Nuclear SMRs in 2026: NuScale Lessons, TerraPower Wyoming, and the AI Datacentre PPAs

The small modular reactor (SMR) industry spent 2023 absorbing the worst headline it had ever received — NuScale’s cancellation of the Carbon Free Power Project in Idaho, the only fully NRC-licensed SMR design in the US, after the projected cost-per-megawatt-hour ballooned past what the buying utilities could justify. The cancellation, formally announced in November 2023, raised serious questions about whether the SMR thesis would ever survive contact with actual construction costs and utility procurement.

By 2026, the answer turns out to be more nuanced than the obituary writers expected. NuScale’s cancellation was a real warning about specific project economics rather than the death of the category. TerraPower has broken ground in Wyoming, X-energy has signed real contracts, Oklo is moving toward NRC approval, Rolls-Royce SMR is in active competition in the UK, GE Hitachi’s BWRX-300 is moving toward construction at Ontario Power Generation, and the AI datacentre boom has driven utility PPAs that have completely changed the demand picture for nuclear of every flavour.

This post walks through where SMRs actually sit in 2026, what the NuScale story taught the industry, and how the AI datacentre demand surge has rewritten the economics.

» **DATA EXTRACT**:
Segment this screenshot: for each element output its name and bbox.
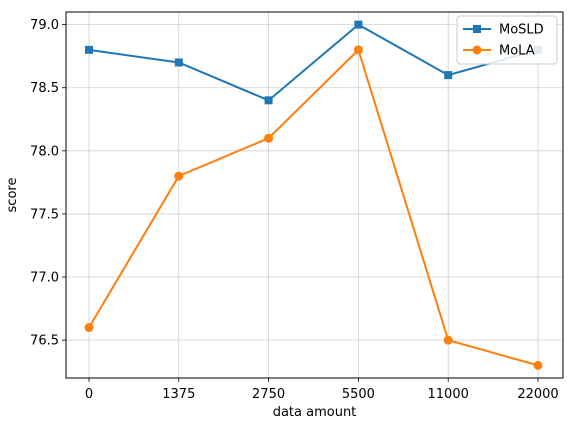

» **BRIEF**:
Write the next part of the post on small modular reactors in 2026, starting right after its last sentence.

» **TASK RESPONSE**:
The NuScale cancellation, and what it actually meant#

The NuScale Carbon Free Power Project at the Idaho National Laboratory was supposed to be the first commercial SMR deployment in the US, with the Utah Associated Municipal Power Systems consortium as the off-taker. NuScale held the only NRC design certification for an SMR in the country (received in 2020) and the project had been in development since 2015. The November 2023 cancellation came after projected LCOE estimates rose from around 58 dollars per megawatt-hour in 2021 to roughly 89 dollars in mid-2023 — too expensive for the consortium to justify against the alternatives, particularly with the Inflation Reduction Act tax-credit changes that made renewables-plus-storage more competitive.

The honest reading of the NuScale cancellation is that the problem was project-specific (a first-of-a-kind build on an inflation-disrupted supply chain, with limited project-finance precedent) and design-specific (the six-module configuration the customer wanted required a specific power-island design that scaled poorly versus the smaller demonstration configurations). It was not a finding that SMRs as a category do not work. NuScale the company continues to operate, has pivoted toward international projects (with sites in Poland and Romania), and is positioning around the SMR-300 design as the commercial path forward.

The wider lesson the industry absorbed was that first-of-a-kind nuclear builds are expensive in unpredictable ways, that utility off-takers are unwilling to bear the cost-overrun risk alone, and that the SMR business model needs strategic anchor customers — sovereign governments, hyperscale corporations, or vertically-integrated utilities — that can absorb FOAK cost variance.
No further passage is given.